What you have to do. An exact reproduction of the records is required, with all images left out.

= = = = = = =

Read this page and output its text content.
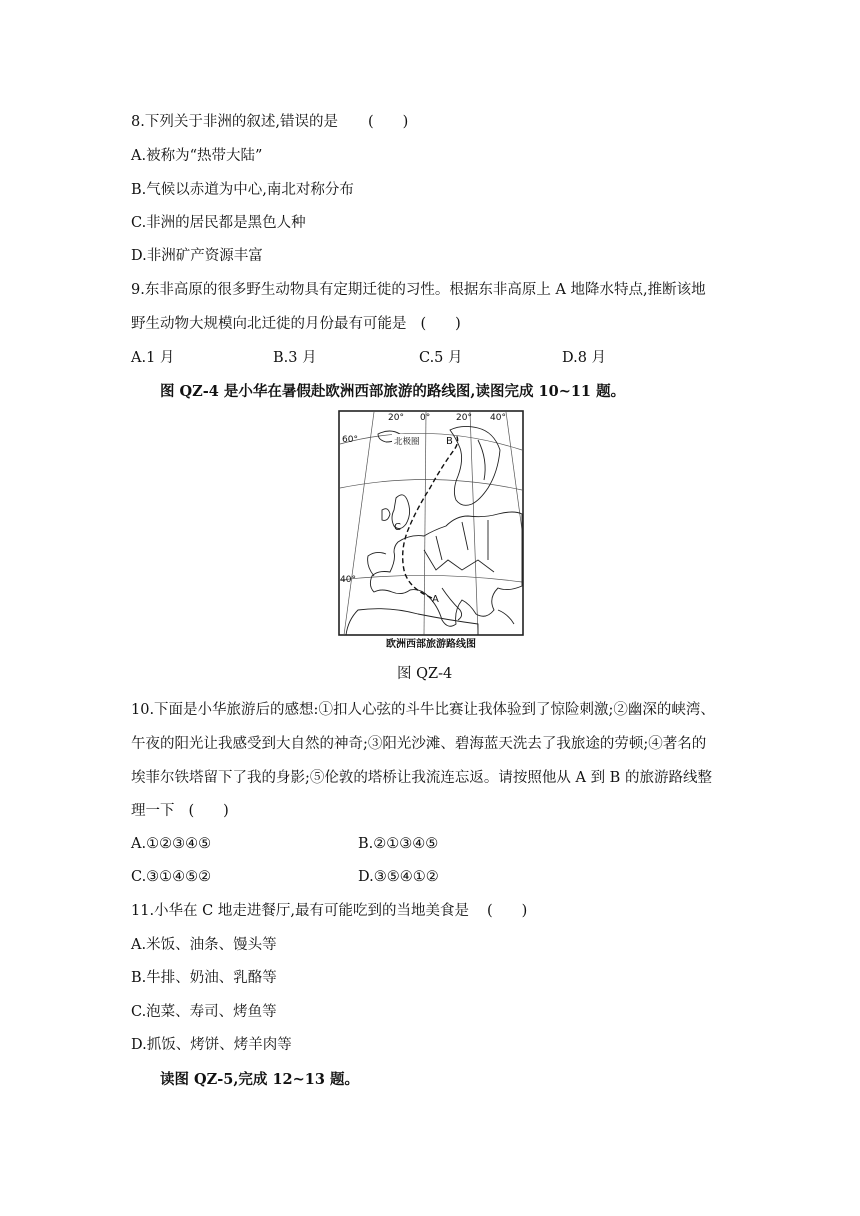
8.下列关于非洲的叙述,错误的是 (　　)
A.被称为“热带大陆”
B.气候以赤道为中心,南北对称分布
C.非洲的居民都是黑色人种
D.非洲矿产资源丰富
9.东非高原的很多野生动物具有定期迁徙的习性。根据东非高原上 A 地降水特点,推断该地
野生动物大规模向北迁徙的月份最有可能是 (　　)
A.1 月	B.3 月	C.5 月	D.8 月
图 QZ-4 是小华在暑假赴欧洲西部旅游的路线图,读图完成 10~11 题。
20° 0°	20° 40°
60°
40°
北极圈	B
C
A
欧洲西部旅游路线图
图 QZ-4
10.下面是小华旅游后的感想:①扣人心弦的斗牛比赛让我体验到了惊险刺激;②幽深的峡湾、
午夜的阳光让我感受到大自然的神奇;③阳光沙滩、碧海蓝天洗去了我旅途的劳顿;④著名的
埃菲尔铁塔留下了我的身影;⑤伦敦的塔桥让我流连忘返。请按照他从 A 到 B 的旅游路线整
理一下 (　　)
A.①②③④⑤	B.②①③④⑤
C.③①④⑤②	D.③⑤④①②
11.小华在 C 地走进餐厅,最有可能吃到的当地美食是 (　　)
A.米饭、油条、馒头等
B.牛排、奶油、乳酪等
C.泡菜、寿司、烤鱼等
D.抓饭、烤饼、烤羊肉等
读图 QZ-5,完成 12~13 题。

= = = = = = =

Answer in full.
Read this page and output its text content.
8.下列关于非洲的叙述,错误的是 (　　)
A.被称为“热带大陆”
B.气候以赤道为中心,南北对称分布
C.非洲的居民都是黑色人种
D.非洲矿产资源丰富
9.东非高原的很多野生动物具有定期迁徙的习性。根据东非高原上 A 地降水特点,推断该地
野生动物大规模向北迁徙的月份最有可能是 (　　)
A.1 月	B.3 月	C.5 月	D.8 月
图 QZ-4 是小华在暑假赴欧洲西部旅游的路线图,读图完成 10~11 题。
20° 0°	20° 40°
60°
40°
北极圈	B
C
A
欧洲西部旅游路线图
图 QZ-4
10.下面是小华旅游后的感想:①扣人心弦的斗牛比赛让我体验到了惊险刺激;②幽深的峡湾、
午夜的阳光让我感受到大自然的神奇;③阳光沙滩、碧海蓝天洗去了我旅途的劳顿;④著名的
埃菲尔铁塔留下了我的身影;⑤伦敦的塔桥让我流连忘返。请按照他从 A 到 B 的旅游路线整
理一下 (　　)
A.①②③④⑤	B.②①③④⑤
C.③①④⑤②	D.③⑤④①②
11.小华在 C 地走进餐厅,最有可能吃到的当地美食是 (　　)
A.米饭、油条、馒头等
B.牛排、奶油、乳酪等
C.泡菜、寿司、烤鱼等
D.抓饭、烤饼、烤羊肉等
读图 QZ-5,完成 12~13 题。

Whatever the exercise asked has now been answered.